§ What to do
Repeat every line below exactly as it reads.

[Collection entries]
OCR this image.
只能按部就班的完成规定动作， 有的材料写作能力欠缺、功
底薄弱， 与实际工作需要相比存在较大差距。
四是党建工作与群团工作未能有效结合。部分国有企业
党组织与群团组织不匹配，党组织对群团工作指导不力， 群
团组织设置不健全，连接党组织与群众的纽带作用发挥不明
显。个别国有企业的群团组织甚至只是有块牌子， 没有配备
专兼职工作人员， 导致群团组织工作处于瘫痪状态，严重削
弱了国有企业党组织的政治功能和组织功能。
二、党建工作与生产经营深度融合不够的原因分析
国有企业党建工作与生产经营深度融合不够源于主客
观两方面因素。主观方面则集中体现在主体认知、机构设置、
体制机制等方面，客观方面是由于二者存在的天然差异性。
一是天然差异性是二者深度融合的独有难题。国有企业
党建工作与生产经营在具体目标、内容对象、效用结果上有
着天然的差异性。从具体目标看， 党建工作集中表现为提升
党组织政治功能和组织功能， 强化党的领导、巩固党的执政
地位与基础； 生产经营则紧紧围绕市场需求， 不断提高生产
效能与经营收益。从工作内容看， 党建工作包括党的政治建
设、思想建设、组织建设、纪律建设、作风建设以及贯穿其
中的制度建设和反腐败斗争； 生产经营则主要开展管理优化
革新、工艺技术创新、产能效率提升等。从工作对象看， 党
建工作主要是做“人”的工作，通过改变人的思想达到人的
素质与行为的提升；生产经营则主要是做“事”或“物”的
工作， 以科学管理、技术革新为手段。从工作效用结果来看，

§ Answer
OCR this image.
只能按部就班的完成规定动作， 有的材料写作能力欠缺、功
底薄弱， 与实际工作需要相比存在较大差距。
四是党建工作与群团工作未能有效结合。部分国有企业
党组织与群团组织不匹配，党组织对群团工作指导不力， 群
团组织设置不健全，连接党组织与群众的纽带作用发挥不明
显。个别国有企业的群团组织甚至只是有块牌子， 没有配备
专兼职工作人员， 导致群团组织工作处于瘫痪状态，严重削
弱了国有企业党组织的政治功能和组织功能。
二、党建工作与生产经营深度融合不够的原因分析
国有企业党建工作与生产经营深度融合不够源于主客
观两方面因素。主观方面则集中体现在主体认知、机构设置、
体制机制等方面，客观方面是由于二者存在的天然差异性。
一是天然差异性是二者深度融合的独有难题。国有企业
党建工作与生产经营在具体目标、内容对象、效用结果上有
着天然的差异性。从具体目标看， 党建工作集中表现为提升
党组织政治功能和组织功能， 强化党的领导、巩固党的执政
地位与基础； 生产经营则紧紧围绕市场需求， 不断提高生产
效能与经营收益。从工作内容看， 党建工作包括党的政治建
设、思想建设、组织建设、纪律建设、作风建设以及贯穿其
中的制度建设和反腐败斗争； 生产经营则主要开展管理优化
革新、工艺技术创新、产能效率提升等。从工作对象看， 党
建工作主要是做“人”的工作，通过改变人的思想达到人的
素质与行为的提升；生产经营则主要是做“事”或“物”的
工作， 以科学管理、技术革新为手段。从工作效用结果来看，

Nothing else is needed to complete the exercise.